- EXERCISE DETAILS -
In the records below, copy out everything from the line containing "- annotation-start-arrow: [115, 415, 153, 456]" down to the line containing "- left-intro-line: process", both included, with no changes.

- Region annotation records -
□ □ □ □ □
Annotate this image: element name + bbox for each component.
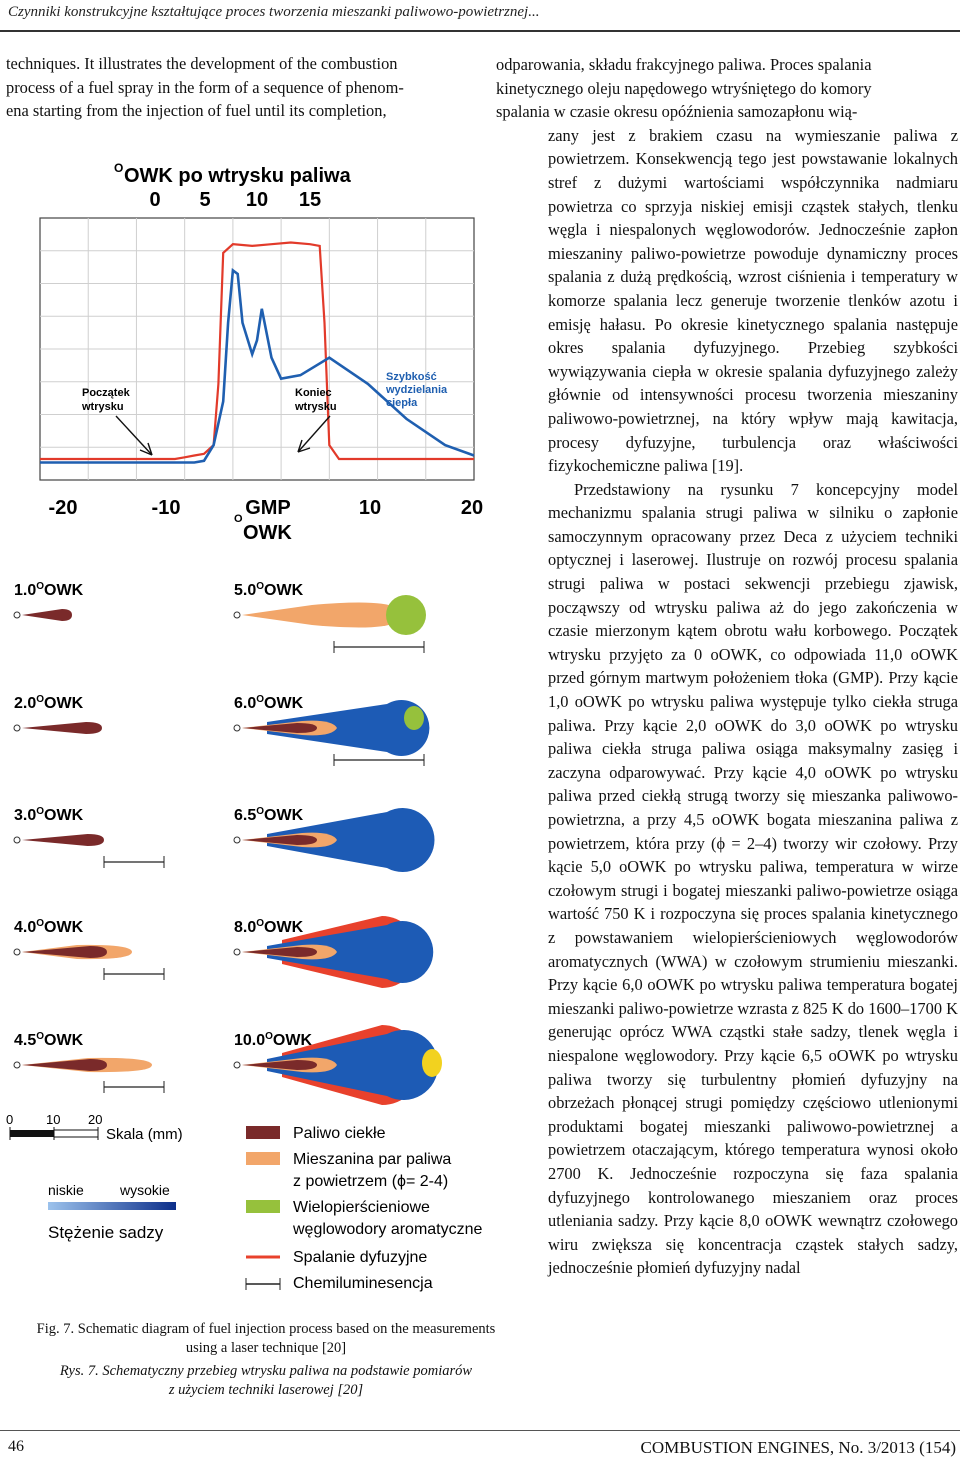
- annotation-start-arrow: [115, 415, 153, 456]
- left-intro-line: techniques. It illustrates the developme…: [6, 54, 398, 73]
- journal-name: COMBUSTION ENGINES, No. 3/2013 (154): [640, 1438, 956, 1457]
- left-intro-line: process of a fuel spray in the form of a…: [6, 77, 404, 97]
- soot-high-label: wysokie: [119, 1182, 170, 1198]
- spray-frame-label: 10.0OOWK: [234, 1031, 312, 1049]
- top-tick-label: 15: [299, 189, 321, 211]
- spray-frame-label: 6.0OOWK: [234, 694, 304, 712]
- top-tick-label: 5: [199, 189, 210, 211]
- bottom-tick-label: 20: [461, 497, 483, 519]
- bottom-tick-label: GMP: [245, 497, 291, 519]
- legend-item: Wielopierścieniowe węglowodory aromatyczn…: [246, 1199, 483, 1238]
- heat-release-line: [40, 267, 475, 464]
- caption-pl-line1: Rys. 7. Schematyczny przebieg wtrysku pa…: [59, 1363, 473, 1379]
- running-head: Czynniki konstrukcyjne kształtujące proc…: [8, 4, 540, 20]
- spray-frame: 5.0OOWK: [233, 581, 426, 653]
- annotation-end-arrow: [297, 415, 331, 453]
- legend-label: węglowodory aromatyczne: [292, 1221, 483, 1238]
- figure-legend: Paliwo ciekłe Mieszanina par paliwa z powi…: [245, 1125, 483, 1292]
- annotation-start-arrowhead: [139, 442, 153, 456]
- annotation-end-arrowhead: [297, 439, 311, 453]
- legend-label: z powietrzem (ϕ= 2-4): [293, 1173, 448, 1190]
- footer-rule: [0, 1430, 960, 1431]
- legend-label: Chemiluminesencja: [293, 1275, 433, 1292]
- spray-frame-label: 4.0OOWK: [14, 918, 84, 936]
- spray-frame-label: 4.5OOWK: [14, 1031, 84, 1049]
- top-axis-ticks: 0 5 10 15: [149, 189, 321, 211]
- top-tick-label: 10: [246, 189, 268, 211]
- annotation-rate-line1: Szybkość: [386, 371, 437, 383]
- spray-frame: 6.0OOWK: [233, 694, 430, 766]
- spray-frame: 1.0OOWK: [13, 581, 84, 621]
- figure-7: O OWK po wtrysku paliwa 0 5 10 15 Początek …: [6, 161, 484, 1292]
- spray-frame-label: 2.0OOWK: [14, 694, 84, 712]
- legend-label: Wielopierścieniowe: [293, 1199, 430, 1216]
- soot-gradient-bar: [48, 1202, 176, 1210]
- left-intro-text: techniques. It illustrates the developme…: [6, 52, 472, 123]
- spray-frame: 10.0OOWK: [233, 1025, 442, 1105]
- spray-frame-label: 3.0OOWK: [14, 806, 84, 824]
- right-column-text: odparowania, składu frakcyjnego paliwa. …: [496, 53, 958, 1280]
- scale-tick-label: 20: [88, 1112, 102, 1127]
- caption-en-line1: Fig. 7. Schematic diagram of fuel inject…: [36, 1321, 496, 1337]
- spray-frame: 8.0OOWK: [233, 916, 434, 988]
- bottom-axis-unit-degree: O: [234, 513, 243, 525]
- legend-label: Paliwo ciekłe: [293, 1125, 386, 1142]
- top-tick-label: 0: [149, 189, 160, 211]
- spray-frame: 4.5OOWK: [13, 1031, 165, 1093]
- legend-label: Mieszanina par paliwa: [293, 1151, 451, 1168]
- scale-label: Skala (mm): [106, 1126, 183, 1143]
- scale-tick-label: 0: [6, 1112, 13, 1127]
- bottom-tick-label: -10: [152, 497, 181, 519]
- spray-frames: 1.0OOWK 2.0OOWK 3.0OOWK 4.0OOWK 4.5OOWK 5.0OO…: [13, 581, 442, 1105]
- bottom-axis-unit: OWK: [243, 522, 292, 544]
- annotation-start-line2: wtrysku: [81, 401, 124, 413]
- chart-title: OWK po wtrysku paliwa: [124, 165, 352, 187]
- spray-frame: 3.0OOWK: [13, 806, 165, 868]
- legend-label: Spalanie dyfuzyjne: [293, 1249, 427, 1266]
- figure-caption: Fig. 7. Schematic diagram of fuel inject…: [10, 1320, 522, 1400]
- page-number: 46: [8, 1438, 24, 1455]
- spray-frame-label: 1.0OOWK: [14, 581, 84, 599]
- spray-frame-label: 6.5OOWK: [234, 806, 304, 824]
- chart-title-degree: O: [114, 161, 123, 175]
- soot-low-label: niskie: [48, 1182, 84, 1198]
- legend-item: Chemiluminesencja: [245, 1275, 433, 1292]
- annotation-end-line2: wtrysku: [294, 401, 337, 413]
- legend-item: Paliwo ciekłe: [246, 1125, 386, 1142]
- caption-pl-line2: z użyciem techniki laserowej [20]: [168, 1382, 364, 1398]
- annotation-rate-line2: wydzielania: [385, 384, 448, 396]
- bottom-axis-ticks: -20 -10 GMP 10 20: [49, 497, 484, 519]
- injection-signal-line: [40, 241, 474, 461]
- legend-item: Spalanie dyfuzyjne: [246, 1249, 427, 1266]
- scale-tick-label: 10: [46, 1112, 60, 1127]
- caption-en-line2: using a laser technique [20]: [185, 1340, 347, 1356]
- header-rule: [0, 30, 960, 32]
- right-p2: Przedstawiony na rysunku 7 koncepcyjny m…: [548, 479, 958, 1278]
- left-intro-line: ena starting from the injection of fuel …: [6, 101, 387, 121]
- spray-frame-label: 8.0OOWK: [234, 918, 304, 936]
- annotation-start-line1: Początek: [82, 387, 131, 399]
- spray-frame: 4.0OOWK: [13, 918, 165, 980]
- scale-bar: 0 10 20 Skala (mm): [6, 1112, 183, 1143]
- spray-frame-label: 5.0OOWK: [234, 581, 304, 599]
- right-p1-rest: zany jest z brakiem czasu na wymieszanie…: [548, 125, 958, 476]
- right-p1-line: kinetycznego oleju napędowego wtryśnięte…: [496, 78, 872, 98]
- soot-label: Stężenie sadzy: [48, 1223, 164, 1242]
- right-p1-line: odparowania, składu frakcyjnego paliwa. …: [496, 55, 872, 74]
- legend-item: Mieszanina par paliwa z powietrzem (ϕ= 2-…: [246, 1151, 451, 1190]
- bottom-tick-label: -20: [49, 497, 78, 519]
- annotation-end-line1: Koniec: [295, 387, 332, 399]
- right-p1-line: spalania w czasie okresu opóźnienia samo…: [496, 102, 858, 122]
- spray-frame: 2.0OOWK: [13, 694, 102, 734]
- spray-frame: 6.5OOWK: [233, 806, 435, 872]
- bottom-tick-label: 10: [359, 497, 381, 519]
- annotation-rate-line3: ciepła: [386, 397, 418, 409]
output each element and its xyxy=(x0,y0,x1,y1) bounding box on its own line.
□ □ □ □ □
- WRITTEN ANSWER -
- annotation-start-arrow: [115, 415, 153, 456]
- left-intro-line: techniques. It illustrates the developme…: [6, 54, 398, 73]
- journal-name: COMBUSTION ENGINES, No. 3/2013 (154): [640, 1438, 956, 1457]
- left-intro-line: process of a fuel spray in the form of a…: [6, 77, 404, 97]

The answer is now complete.